PARTES DEL EJERCICIO
a - Copia tal cual del texto sobre la Ley de Murphy todo lo que va desde "es que suceda" hasta "a nuestros deseos.".
b - Enumera todas las palabras o frases que el texto sobre la Ley de Murphy pone entre comillas.

FRAGMENTO DEL DOCUMENTO
§

Probablemente
muchos lectores conocerán la Ley de Murphy, que dice en su forma
más sencilla: “Si algo puede salir mal, saldrá mal”, y en una
formulación alternativa: “La tostada siempre cae al suelo por el
lado de la mantequilla”.
La
Ley de Murphy tiene un núcleo muy importante de verdad, pero más
que físico, es esencialmente espiritual. No existe una Ley de la
Gravitación particular de la Mantequilla, pero sí una tendencia
presente en todos nosotros y que conviene conocer: Tendemos a esperar
que todo suceda según nuestros planes. Creemos que lo “normal”
es que suceda lo que queremos que suceda y por eso, nos llaman más
la atención los casos en los que ocurre lo contrario. De alguna
forma y a pesar de lo que nos dice la razón, asumimos constantemente
que el mundo entero está a nuestro servicio y nos sorprende que, de
hecho, no sea así.
Existe
una inercia metafísica del ser, que se opone a nuestros deseos.
Queremos que las cosas sucedan de un modo determinado, pero la
realidad, testarudamente, se niega a hacer lo que queremos, cuando lo
queremos y como lo queremos. Es algo que todos experimentamos y de lo
que todos nos quejamos, aunque no nos detengamos a pensar mucho en
ello.
Ya
Buda se dió cuenta de este hecho y lo recogió en su “Sermón de
las Cuatro Verdades”: Sufrimos porque deseamos que ocurran cosas y
no ocurren y también porque deseamos que otras cosas no ocurran y
ocurren. La reacción de Buda al darse cuenta de este hecho
trascendental para el ser humano fue muy comprensible. Decidió que
para escapar a la maldición del sufrimiento, merecía la pena
intentar no desear nada, así no nos veríamos decepcionados y se
rompería la maldición de la Ley de Murphy, que él llama samsara
(la rueda kármica).
Pero
Buda no se dió cuenta de algo maravilloso, la Ley de Murphy no es
una maldición, sino una bendición. Sólo es una maldición si la
consideramos con los ojos puestos en nuestro ombligo. Si mi “yo”

§

ENTRADAS EXTRAÍDAS
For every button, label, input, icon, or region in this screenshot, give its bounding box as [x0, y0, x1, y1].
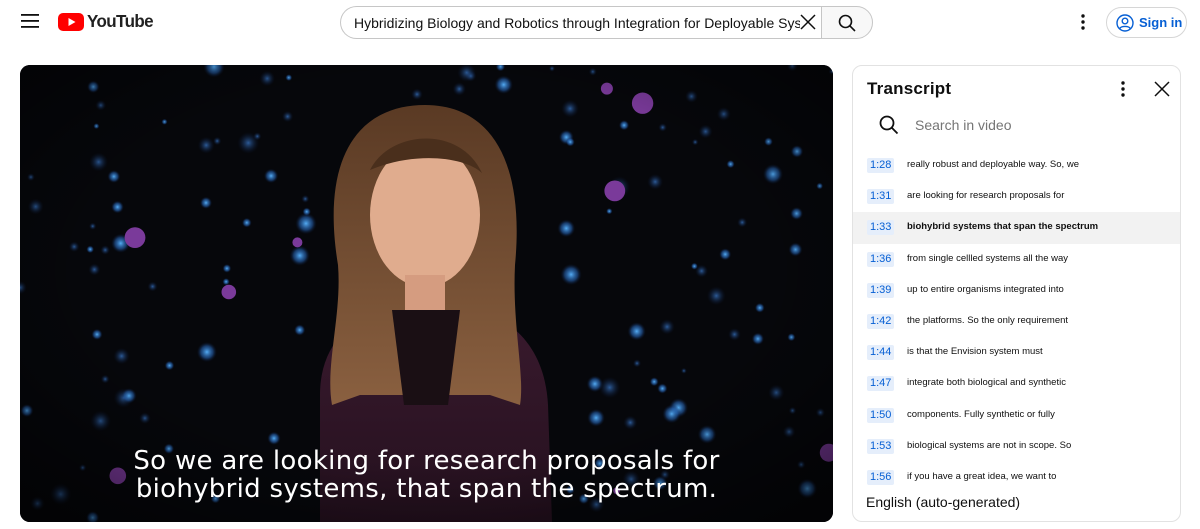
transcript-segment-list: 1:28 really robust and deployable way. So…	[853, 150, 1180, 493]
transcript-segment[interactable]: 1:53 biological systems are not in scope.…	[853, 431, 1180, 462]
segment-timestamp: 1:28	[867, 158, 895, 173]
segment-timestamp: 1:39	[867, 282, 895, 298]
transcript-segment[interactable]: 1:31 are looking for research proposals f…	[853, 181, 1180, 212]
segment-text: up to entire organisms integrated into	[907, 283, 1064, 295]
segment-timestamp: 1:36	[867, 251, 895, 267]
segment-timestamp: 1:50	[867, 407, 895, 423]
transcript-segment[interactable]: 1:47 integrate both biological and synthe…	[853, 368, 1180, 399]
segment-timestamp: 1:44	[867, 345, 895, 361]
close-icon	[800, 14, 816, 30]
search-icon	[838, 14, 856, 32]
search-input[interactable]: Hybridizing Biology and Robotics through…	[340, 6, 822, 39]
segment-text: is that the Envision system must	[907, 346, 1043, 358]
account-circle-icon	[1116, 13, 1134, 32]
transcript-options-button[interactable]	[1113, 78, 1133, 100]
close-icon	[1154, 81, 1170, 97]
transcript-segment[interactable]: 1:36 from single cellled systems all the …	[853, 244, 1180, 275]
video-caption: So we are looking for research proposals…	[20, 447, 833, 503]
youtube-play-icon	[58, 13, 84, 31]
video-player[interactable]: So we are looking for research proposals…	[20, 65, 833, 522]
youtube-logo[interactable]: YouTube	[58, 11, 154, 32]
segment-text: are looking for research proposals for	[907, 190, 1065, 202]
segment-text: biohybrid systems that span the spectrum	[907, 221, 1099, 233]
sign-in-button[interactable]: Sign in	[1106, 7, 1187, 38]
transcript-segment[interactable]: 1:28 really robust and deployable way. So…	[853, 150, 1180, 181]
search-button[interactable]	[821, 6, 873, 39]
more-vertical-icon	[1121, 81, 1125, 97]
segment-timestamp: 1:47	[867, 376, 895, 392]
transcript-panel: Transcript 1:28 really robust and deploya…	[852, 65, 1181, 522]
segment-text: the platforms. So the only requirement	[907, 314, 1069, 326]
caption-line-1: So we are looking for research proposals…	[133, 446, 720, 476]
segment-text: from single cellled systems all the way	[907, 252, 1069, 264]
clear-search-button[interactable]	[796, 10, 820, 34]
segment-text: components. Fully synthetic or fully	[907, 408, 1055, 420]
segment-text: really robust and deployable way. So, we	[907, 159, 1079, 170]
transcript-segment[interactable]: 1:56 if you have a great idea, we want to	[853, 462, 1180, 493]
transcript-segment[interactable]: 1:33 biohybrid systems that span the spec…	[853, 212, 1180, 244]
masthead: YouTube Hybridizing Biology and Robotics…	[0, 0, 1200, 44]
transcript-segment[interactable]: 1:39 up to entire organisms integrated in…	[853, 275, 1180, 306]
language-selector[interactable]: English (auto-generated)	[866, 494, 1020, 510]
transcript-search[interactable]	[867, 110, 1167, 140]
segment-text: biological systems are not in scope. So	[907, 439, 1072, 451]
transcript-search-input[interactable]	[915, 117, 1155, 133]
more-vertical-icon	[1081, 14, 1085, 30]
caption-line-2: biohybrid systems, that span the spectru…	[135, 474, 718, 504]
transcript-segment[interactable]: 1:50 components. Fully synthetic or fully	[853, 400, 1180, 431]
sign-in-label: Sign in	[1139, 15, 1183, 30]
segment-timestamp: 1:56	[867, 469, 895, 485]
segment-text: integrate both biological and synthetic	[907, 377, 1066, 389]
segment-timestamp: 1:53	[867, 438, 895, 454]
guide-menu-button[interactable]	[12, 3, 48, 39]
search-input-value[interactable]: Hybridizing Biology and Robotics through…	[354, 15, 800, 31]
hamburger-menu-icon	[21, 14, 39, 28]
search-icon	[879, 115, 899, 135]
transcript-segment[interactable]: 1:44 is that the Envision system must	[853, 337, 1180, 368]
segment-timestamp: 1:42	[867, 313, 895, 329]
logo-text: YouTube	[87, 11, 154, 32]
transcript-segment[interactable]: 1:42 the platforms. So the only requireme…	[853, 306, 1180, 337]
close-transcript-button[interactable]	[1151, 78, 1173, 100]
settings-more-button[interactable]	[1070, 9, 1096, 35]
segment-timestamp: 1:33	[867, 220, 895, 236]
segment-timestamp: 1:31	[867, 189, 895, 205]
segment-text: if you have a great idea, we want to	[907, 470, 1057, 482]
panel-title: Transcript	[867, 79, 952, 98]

§

RESULTADOS ESPERADOS
a -
es que suceda lo que queremos que suceda y por eso, nos llaman más
la atención los casos en los que ocurre lo contrario. De alguna
forma y a pesar de lo que nos dice la razón, asumimos constantemente
que el mundo entero está a nuestro servicio y nos sorprende que, de
hecho, no sea así.
Existe
una inercia metafísica del ser, que se opone a nuestros deseos.

b -
- Si algo puede salir mal, saldrá mal
- La tostada siempre cae al suelo por el lado de la mantequilla
- normal
- Sermón de las Cuatro Verdades
- yo